### Exercise instructions
Sift the material for lines containing "Determine", and return them.

### Data to use
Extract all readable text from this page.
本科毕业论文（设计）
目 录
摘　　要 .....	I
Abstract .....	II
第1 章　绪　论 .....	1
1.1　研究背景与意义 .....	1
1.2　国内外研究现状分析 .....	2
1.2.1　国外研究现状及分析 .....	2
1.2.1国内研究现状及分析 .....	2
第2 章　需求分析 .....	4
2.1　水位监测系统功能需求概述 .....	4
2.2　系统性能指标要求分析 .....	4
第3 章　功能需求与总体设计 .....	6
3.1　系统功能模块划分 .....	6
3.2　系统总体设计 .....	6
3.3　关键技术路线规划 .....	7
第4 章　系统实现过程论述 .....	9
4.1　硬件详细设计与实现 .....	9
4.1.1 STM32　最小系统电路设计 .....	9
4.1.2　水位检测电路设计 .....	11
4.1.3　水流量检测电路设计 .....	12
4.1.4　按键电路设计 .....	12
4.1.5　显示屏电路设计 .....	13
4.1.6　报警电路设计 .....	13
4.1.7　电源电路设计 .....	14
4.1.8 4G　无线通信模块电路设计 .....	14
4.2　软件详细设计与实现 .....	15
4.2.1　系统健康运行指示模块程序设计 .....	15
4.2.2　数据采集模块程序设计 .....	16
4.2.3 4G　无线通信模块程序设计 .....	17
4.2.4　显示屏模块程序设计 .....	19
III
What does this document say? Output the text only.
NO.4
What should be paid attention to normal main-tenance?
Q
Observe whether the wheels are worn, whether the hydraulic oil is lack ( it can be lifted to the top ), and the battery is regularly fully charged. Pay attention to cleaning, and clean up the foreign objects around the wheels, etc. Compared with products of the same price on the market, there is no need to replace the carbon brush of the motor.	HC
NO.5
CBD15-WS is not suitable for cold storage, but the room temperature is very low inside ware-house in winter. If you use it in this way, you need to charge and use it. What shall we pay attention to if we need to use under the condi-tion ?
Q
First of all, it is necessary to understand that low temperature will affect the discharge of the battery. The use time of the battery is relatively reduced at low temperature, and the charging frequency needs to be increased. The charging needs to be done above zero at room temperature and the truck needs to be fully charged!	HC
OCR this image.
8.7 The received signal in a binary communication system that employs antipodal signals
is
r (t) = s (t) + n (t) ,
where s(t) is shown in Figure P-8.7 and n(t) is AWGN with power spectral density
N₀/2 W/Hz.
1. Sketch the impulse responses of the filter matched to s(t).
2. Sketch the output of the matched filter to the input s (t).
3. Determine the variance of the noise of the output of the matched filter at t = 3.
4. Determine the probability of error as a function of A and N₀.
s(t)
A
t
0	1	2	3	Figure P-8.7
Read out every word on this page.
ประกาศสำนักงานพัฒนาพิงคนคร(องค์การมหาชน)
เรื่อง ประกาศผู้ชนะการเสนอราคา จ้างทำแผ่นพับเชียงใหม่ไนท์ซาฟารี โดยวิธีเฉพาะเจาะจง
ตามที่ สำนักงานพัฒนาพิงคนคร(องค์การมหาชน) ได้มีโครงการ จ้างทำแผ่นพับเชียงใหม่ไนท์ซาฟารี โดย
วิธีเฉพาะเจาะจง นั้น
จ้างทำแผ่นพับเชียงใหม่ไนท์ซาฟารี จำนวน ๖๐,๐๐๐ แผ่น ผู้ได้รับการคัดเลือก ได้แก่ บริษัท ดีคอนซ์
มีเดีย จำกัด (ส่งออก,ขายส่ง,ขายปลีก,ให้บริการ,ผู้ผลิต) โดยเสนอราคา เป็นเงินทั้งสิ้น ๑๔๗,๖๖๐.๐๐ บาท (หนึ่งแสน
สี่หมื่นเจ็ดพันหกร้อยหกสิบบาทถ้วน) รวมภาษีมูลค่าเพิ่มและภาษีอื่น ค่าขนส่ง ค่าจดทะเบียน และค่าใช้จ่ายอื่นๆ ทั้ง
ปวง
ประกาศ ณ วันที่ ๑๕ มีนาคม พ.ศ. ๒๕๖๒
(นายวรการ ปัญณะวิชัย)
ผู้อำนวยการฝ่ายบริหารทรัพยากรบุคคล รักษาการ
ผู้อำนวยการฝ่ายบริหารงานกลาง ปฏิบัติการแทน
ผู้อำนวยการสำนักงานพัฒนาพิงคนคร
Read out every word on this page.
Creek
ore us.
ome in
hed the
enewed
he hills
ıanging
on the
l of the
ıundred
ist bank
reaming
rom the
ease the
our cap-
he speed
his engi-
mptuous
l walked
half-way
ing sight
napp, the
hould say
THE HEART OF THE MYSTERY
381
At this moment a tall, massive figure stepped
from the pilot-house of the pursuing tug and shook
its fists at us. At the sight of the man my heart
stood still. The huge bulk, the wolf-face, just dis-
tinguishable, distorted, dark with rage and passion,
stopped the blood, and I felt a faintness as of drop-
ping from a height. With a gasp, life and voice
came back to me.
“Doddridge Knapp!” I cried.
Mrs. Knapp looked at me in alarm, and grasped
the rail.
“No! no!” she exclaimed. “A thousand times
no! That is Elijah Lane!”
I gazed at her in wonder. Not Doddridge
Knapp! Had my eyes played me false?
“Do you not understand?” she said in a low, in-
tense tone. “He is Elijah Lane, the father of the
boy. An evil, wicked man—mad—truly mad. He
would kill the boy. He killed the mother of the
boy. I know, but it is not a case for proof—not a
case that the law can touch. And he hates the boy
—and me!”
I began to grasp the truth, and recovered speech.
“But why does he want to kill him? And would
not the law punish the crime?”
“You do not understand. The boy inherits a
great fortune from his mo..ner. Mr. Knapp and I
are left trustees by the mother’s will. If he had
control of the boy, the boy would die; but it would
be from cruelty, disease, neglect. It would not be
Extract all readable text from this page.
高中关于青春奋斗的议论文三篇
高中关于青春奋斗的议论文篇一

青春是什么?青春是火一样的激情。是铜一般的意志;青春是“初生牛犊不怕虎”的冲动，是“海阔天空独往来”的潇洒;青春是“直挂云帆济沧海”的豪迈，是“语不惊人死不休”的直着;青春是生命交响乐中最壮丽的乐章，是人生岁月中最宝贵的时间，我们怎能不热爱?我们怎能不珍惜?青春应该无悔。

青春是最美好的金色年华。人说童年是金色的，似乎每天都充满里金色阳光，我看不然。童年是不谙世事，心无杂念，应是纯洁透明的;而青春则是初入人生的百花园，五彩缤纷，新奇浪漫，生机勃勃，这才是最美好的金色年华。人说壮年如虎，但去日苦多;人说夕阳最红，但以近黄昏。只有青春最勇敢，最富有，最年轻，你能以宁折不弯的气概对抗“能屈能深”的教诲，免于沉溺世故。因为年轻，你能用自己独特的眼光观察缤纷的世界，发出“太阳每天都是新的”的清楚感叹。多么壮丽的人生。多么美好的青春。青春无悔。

### Written response
3. Determine the variance of the noise of the output of the matched filter at t = 3.
4. Determine the probability of error as a function of A and N₀.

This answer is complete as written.